*WHAT THE EXERCISE ASKS*. Write out the data below in full. Keep it exact.
☆ ☆ ☆ ☆ ☆ ☆ ☆
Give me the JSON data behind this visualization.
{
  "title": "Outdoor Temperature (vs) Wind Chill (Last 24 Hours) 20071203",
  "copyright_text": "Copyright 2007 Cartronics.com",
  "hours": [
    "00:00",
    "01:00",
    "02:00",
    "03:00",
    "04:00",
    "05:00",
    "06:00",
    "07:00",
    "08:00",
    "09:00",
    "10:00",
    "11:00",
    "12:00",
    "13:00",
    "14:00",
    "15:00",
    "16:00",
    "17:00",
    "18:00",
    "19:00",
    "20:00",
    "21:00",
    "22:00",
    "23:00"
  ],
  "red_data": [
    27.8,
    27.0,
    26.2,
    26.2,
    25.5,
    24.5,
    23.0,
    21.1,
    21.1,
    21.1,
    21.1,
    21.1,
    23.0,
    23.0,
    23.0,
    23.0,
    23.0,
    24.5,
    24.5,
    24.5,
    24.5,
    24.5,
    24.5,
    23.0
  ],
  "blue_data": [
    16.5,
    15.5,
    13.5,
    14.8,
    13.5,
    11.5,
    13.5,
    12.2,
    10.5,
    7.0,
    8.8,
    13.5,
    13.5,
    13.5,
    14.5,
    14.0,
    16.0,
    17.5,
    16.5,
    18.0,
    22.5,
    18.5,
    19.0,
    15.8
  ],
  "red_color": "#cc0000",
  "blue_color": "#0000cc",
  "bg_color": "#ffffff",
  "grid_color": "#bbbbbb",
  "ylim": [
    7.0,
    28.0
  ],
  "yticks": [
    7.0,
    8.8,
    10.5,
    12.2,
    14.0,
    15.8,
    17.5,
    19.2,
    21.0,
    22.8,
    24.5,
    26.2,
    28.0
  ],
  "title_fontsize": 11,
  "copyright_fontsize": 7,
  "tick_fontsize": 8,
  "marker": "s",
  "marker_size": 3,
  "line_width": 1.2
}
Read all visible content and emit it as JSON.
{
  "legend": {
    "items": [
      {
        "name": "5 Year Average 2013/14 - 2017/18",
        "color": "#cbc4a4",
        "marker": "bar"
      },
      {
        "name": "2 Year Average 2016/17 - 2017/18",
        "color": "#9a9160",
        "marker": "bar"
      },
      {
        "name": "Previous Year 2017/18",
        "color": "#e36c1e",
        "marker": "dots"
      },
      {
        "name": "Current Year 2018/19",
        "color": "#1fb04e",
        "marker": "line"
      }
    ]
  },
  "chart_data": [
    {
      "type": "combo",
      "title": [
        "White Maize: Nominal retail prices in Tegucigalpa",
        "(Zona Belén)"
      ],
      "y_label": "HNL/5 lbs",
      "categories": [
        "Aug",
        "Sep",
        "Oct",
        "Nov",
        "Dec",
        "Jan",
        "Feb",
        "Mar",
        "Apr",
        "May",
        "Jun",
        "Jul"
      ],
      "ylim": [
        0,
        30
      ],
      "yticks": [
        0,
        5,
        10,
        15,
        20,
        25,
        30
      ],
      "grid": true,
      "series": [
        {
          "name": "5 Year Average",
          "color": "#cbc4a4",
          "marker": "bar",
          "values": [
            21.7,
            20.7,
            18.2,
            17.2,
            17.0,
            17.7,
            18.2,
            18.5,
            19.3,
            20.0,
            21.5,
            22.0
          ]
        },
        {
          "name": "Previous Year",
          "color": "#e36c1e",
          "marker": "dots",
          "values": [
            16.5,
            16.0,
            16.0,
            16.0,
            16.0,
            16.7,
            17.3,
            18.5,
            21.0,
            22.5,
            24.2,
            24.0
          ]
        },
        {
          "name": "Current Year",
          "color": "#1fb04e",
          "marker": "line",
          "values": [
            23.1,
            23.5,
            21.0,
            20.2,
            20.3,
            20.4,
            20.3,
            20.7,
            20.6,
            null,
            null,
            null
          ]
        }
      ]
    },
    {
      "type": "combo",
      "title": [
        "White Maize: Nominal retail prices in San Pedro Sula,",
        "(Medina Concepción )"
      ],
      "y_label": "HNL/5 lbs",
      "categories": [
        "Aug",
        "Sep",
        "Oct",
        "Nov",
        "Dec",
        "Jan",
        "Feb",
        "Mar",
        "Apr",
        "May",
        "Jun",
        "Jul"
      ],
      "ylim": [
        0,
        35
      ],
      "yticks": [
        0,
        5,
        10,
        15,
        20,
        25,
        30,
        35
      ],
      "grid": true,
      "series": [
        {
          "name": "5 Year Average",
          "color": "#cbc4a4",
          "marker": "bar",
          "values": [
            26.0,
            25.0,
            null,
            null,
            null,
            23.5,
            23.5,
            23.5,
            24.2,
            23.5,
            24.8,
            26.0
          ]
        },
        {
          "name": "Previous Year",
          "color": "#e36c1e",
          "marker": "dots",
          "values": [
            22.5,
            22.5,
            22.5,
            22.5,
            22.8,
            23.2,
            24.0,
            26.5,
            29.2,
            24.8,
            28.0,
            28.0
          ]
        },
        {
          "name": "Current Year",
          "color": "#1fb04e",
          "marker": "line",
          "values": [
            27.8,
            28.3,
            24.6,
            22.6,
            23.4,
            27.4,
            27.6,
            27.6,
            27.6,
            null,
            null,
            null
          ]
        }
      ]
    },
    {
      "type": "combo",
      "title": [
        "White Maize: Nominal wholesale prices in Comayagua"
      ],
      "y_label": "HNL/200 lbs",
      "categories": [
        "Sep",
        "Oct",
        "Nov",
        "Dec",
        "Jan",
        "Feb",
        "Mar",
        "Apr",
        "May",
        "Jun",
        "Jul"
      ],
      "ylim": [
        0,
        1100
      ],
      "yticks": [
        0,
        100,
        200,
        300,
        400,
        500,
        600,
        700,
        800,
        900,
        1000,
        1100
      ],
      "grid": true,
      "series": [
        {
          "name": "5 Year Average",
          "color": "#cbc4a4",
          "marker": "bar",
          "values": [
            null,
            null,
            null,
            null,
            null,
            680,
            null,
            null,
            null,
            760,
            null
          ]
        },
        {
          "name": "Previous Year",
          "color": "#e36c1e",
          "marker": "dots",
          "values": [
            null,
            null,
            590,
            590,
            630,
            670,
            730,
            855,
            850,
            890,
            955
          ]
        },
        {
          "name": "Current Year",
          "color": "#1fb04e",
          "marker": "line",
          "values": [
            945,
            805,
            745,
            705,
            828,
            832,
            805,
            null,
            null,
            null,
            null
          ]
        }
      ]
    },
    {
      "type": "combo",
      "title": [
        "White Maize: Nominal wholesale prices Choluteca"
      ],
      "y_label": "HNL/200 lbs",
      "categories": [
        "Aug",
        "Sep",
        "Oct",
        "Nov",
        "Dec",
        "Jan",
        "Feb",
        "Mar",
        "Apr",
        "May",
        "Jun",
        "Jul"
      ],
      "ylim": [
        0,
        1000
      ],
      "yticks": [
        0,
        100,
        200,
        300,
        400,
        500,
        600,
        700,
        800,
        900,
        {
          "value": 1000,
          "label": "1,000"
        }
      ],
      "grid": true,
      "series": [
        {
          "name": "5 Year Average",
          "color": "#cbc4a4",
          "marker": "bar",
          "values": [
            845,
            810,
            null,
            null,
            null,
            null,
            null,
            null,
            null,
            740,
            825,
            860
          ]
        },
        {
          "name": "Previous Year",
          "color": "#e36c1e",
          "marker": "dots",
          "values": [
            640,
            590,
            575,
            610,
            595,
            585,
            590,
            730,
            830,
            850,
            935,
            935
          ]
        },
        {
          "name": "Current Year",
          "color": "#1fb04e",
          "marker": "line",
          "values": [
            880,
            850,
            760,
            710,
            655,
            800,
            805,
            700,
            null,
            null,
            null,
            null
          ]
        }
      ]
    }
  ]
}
☆ ☆ ☆ ☆ ☆ ☆ ☆
*THE OUTPUT*.
Give me the JSON data behind this visualization.
{
  "title": "Outdoor Temperature (vs) Wind Chill (Last 24 Hours) 20071203",
  "copyright_text": "Copyright 2007 Cartronics.com",
  "hours": [
    "00:00",
    "01:00",
    "02:00",
    "03:00",
    "04:00",
    "05:00",
    "06:00",
    "07:00",
    "08:00",
    "09:00",
    "10:00",
    "11:00",
    "12:00",
    "13:00",
    "14:00",
    "15:00",
    "16:00",
    "17:00",
    "18:00",
    "19:00",
    "20:00",
    "21:00",
    "22:00",
    "23:00"
  ],
  "red_data": [
    27.8,
    27.0,
    26.2,
    26.2,
    25.5,
    24.5,
    23.0,
    21.1,
    21.1,
    21.1,
    21.1,
    21.1,
    23.0,
    23.0,
    23.0,
    23.0,
    23.0,
    24.5,
    24.5,
    24.5,
    24.5,
    24.5,
    24.5,
    23.0
  ],
  "blue_data": [
    16.5,
    15.5,
    13.5,
    14.8,
    13.5,
    11.5,
    13.5,
    12.2,
    10.5,
    7.0,
    8.8,
    13.5,
    13.5,
    13.5,
    14.5,
    14.0,
    16.0,
    17.5,
    16.5,
    18.0,
    22.5,
    18.5,
    19.0,
    15.8
  ],
  "red_color": "#cc0000",
  "blue_color": "#0000cc",
  "bg_color": "#ffffff",
  "grid_color": "#bbbbbb",
  "ylim": [
    7.0,
    28.0
  ],
  "yticks": [
    7.0,
    8.8,
    10.5,
    12.2,
    14.0,
    15.8,
    17.5,
    19.2,
    21.0,
    22.8,
    24.5,
    26.2,
    28.0
  ],
  "title_fontsize": 11,
  "copyright_fontsize": 7,
  "tick_fontsize": 8,
  "marker": "s",
  "marker_size": 3,
  "line_width": 1.2
}
Read all visible content and emit it as JSON.
{
  "legend": {
    "items": [
      {
        "name": "5 Year Average 2013/14 - 2017/18",
        "color": "#cbc4a4",
        "marker": "bar"
      },
      {
        "name": "2 Year Average 2016/17 - 2017/18",
        "color": "#9a9160",
        "marker": "bar"
      },
      {
        "name": "Previous Year 2017/18",
        "color": "#e36c1e",
        "marker": "dots"
      },
      {
        "name": "Current Year 2018/19",
        "color": "#1fb04e",
        "marker": "line"
      }
    ]
  },
  "chart_data": [
    {
      "type": "combo",
      "title": [
        "White Maize: Nominal retail prices in Tegucigalpa",
        "(Zona Belén)"
      ],
      "y_label": "HNL/5 lbs",
      "categories": [
        "Aug",
        "Sep",
        "Oct",
        "Nov",
        "Dec",
        "Jan",
        "Feb",
        "Mar",
        "Apr",
        "May",
        "Jun",
        "Jul"
      ],
      "ylim": [
        0,
        30
      ],
      "yticks": [
        0,
        5,
        10,
        15,
        20,
        25,
        30
      ],
      "grid": true,
      "series": [
        {
          "name": "5 Year Average",
          "color": "#cbc4a4",
          "marker": "bar",
          "values": [
            21.7,
            20.7,
            18.2,
            17.2,
            17.0,
            17.7,
            18.2,
            18.5,
            19.3,
            20.0,
            21.5,
            22.0
          ]
        },
        {
          "name": "Previous Year",
          "color": "#e36c1e",
          "marker": "dots",
          "values": [
            16.5,
            16.0,
            16.0,
            16.0,
            16.0,
            16.7,
            17.3,
            18.5,
            21.0,
            22.5,
            24.2,
            24.0
          ]
        },
        {
          "name": "Current Year",
          "color": "#1fb04e",
          "marker": "line",
          "values": [
            23.1,
            23.5,
            21.0,
            20.2,
            20.3,
            20.4,
            20.3,
            20.7,
            20.6,
            null,
            null,
            null
          ]
        }
      ]
    },
    {
      "type": "combo",
      "title": [
        "White Maize: Nominal retail prices in San Pedro Sula,",
        "(Medina Concepción )"
      ],
      "y_label": "HNL/5 lbs",
      "categories": [
        "Aug",
        "Sep",
        "Oct",
        "Nov",
        "Dec",
        "Jan",
        "Feb",
        "Mar",
        "Apr",
        "May",
        "Jun",
        "Jul"
      ],
      "ylim": [
        0,
        35
      ],
      "yticks": [
        0,
        5,
        10,
        15,
        20,
        25,
        30,
        35
      ],
      "grid": true,
      "series": [
        {
          "name": "5 Year Average",
          "color": "#cbc4a4",
          "marker": "bar",
          "values": [
            26.0,
            25.0,
            null,
            null,
            null,
            23.5,
            23.5,
            23.5,
            24.2,
            23.5,
            24.8,
            26.0
          ]
        },
        {
          "name": "Previous Year",
          "color": "#e36c1e",
          "marker": "dots",
          "values": [
            22.5,
            22.5,
            22.5,
            22.5,
            22.8,
            23.2,
            24.0,
            26.5,
            29.2,
            24.8,
            28.0,
            28.0
          ]
        },
        {
          "name": "Current Year",
          "color": "#1fb04e",
          "marker": "line",
          "values": [
            27.8,
            28.3,
            24.6,
            22.6,
            23.4,
            27.4,
            27.6,
            27.6,
            27.6,
            null,
            null,
            null
          ]
        }
      ]
    },
    {
      "type": "combo",
      "title": [
        "White Maize: Nominal wholesale prices in Comayagua"
      ],
      "y_label": "HNL/200 lbs",
      "categories": [
        "Sep",
        "Oct",
        "Nov",
        "Dec",
        "Jan",
        "Feb",
        "Mar",
        "Apr",
        "May",
        "Jun",
        "Jul"
      ],
      "ylim": [
        0,
        1100
      ],
      "yticks": [
        0,
        100,
        200,
        300,
        400,
        500,
        600,
        700,
        800,
        900,
        1000,
        1100
      ],
      "grid": true,
      "series": [
        {
          "name": "5 Year Average",
          "color": "#cbc4a4",
          "marker": "bar",
          "values": [
            null,
            null,
            null,
            null,
            null,
            680,
            null,
            null,
            null,
            760,
            null
          ]
        },
        {
          "name": "Previous Year",
          "color": "#e36c1e",
          "marker": "dots",
          "values": [
            null,
            null,
            590,
            590,
            630,
            670,
            730,
            855,
            850,
            890,
            955
          ]
        },
        {
          "name": "Current Year",
          "color": "#1fb04e",
          "marker": "line",
          "values": [
            945,
            805,
            745,
            705,
            828,
            832,
            805,
            null,
            null,
            null,
            null
          ]
        }
      ]
    },
    {
      "type": "combo",
      "title": [
        "White Maize: Nominal wholesale prices Choluteca"
      ],
      "y_label": "HNL/200 lbs",
      "categories": [
        "Aug",
        "Sep",
        "Oct",
        "Nov",
        "Dec",
        "Jan",
        "Feb",
        "Mar",
        "Apr",
        "May",
        "Jun",
        "Jul"
      ],
      "ylim": [
        0,
        1000
      ],
      "yticks": [
        0,
        100,
        200,
        300,
        400,
        500,
        600,
        700,
        800,
        900,
        {
          "value": 1000,
          "label": "1,000"
        }
      ],
      "grid": true,
      "series": [
        {
          "name": "5 Year Average",
          "color": "#cbc4a4",
          "marker": "bar",
          "values": [
            845,
            810,
            null,
            null,
            null,
            null,
            null,
            null,
            null,
            740,
            825,
            860
          ]
        },
        {
          "name": "Previous Year",
          "color": "#e36c1e",
          "marker": "dots",
          "values": [
            640,
            590,
            575,
            610,
            595,
            585,
            590,
            730,
            830,
            850,
            935,
            935
          ]
        },
        {
          "name": "Current Year",
          "color": "#1fb04e",
          "marker": "line",
          "values": [
            880,
            850,
            760,
            710,
            655,
            800,
            805,
            700,
            null,
            null,
            null,
            null
          ]
        }
      ]
    }
  ]
}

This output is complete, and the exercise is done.